WRITTEN TASK =>
Copy every line from the material below that holds "Notatki".
-- Begin MATERIAL FOR THE TASK --
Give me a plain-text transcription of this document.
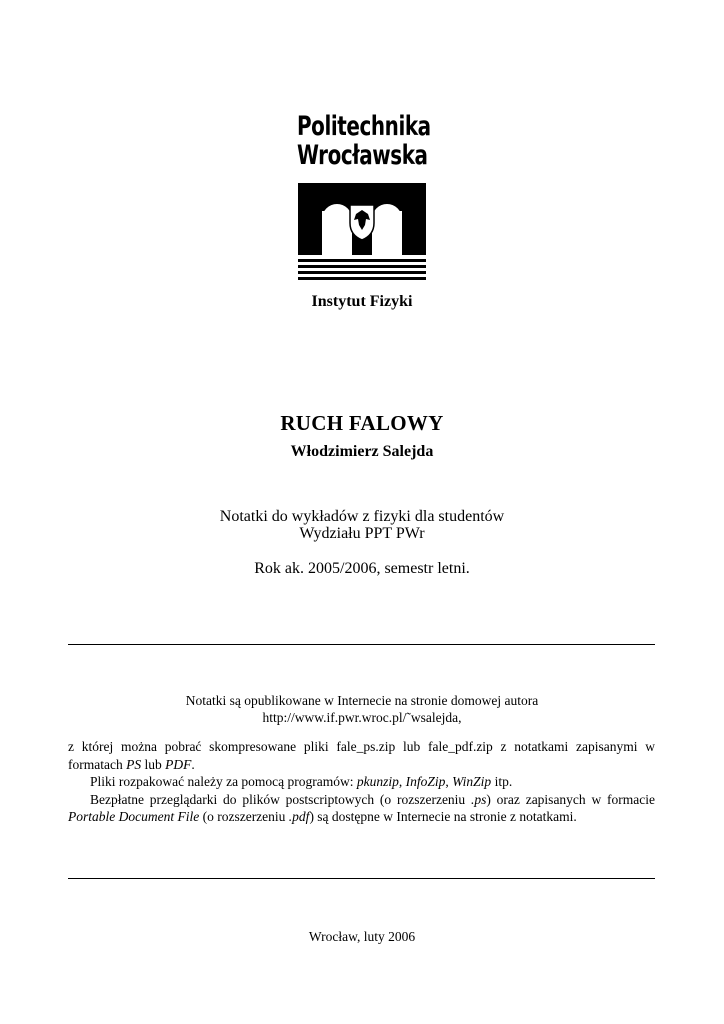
Politechnika
Wrocławska
Instytut Fizyki
RUCH FALOWY
Włodzimierz Salejda
Notatki do wykładów z fizyki dla studentów
Wydziału PPT PWr
Rok ak. 2005/2006, semestr letni.
Notatki są opublikowane w Internecie na stronie domowej autora
http://www.if.pwr.wroc.pl/˜wsalejda,

z której można pobrać skompresowane pliki fale_ps.zip lub fale_pdf.zip z notatkami zapisanymi w formatach PS lub PDF.

Pliki rozpakować należy za pomocą programów: pkunzip, InfoZip, WinZip itp.

Bezpłatne przeglądarki do plików postscriptowych (o rozszerzeniu .ps) oraz zapisanych w formacie Portable Document File (o rozszerzeniu .pdf) są dostępne w Internecie na stronie z notatkami.

Wrocław, luty 2006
-- End MATERIAL FOR THE TASK --
SOLVED EXERCISE =>
Notatki do wykładów z fizyki dla studentów
Notatki są opublikowane w Internecie na stronie domowej autora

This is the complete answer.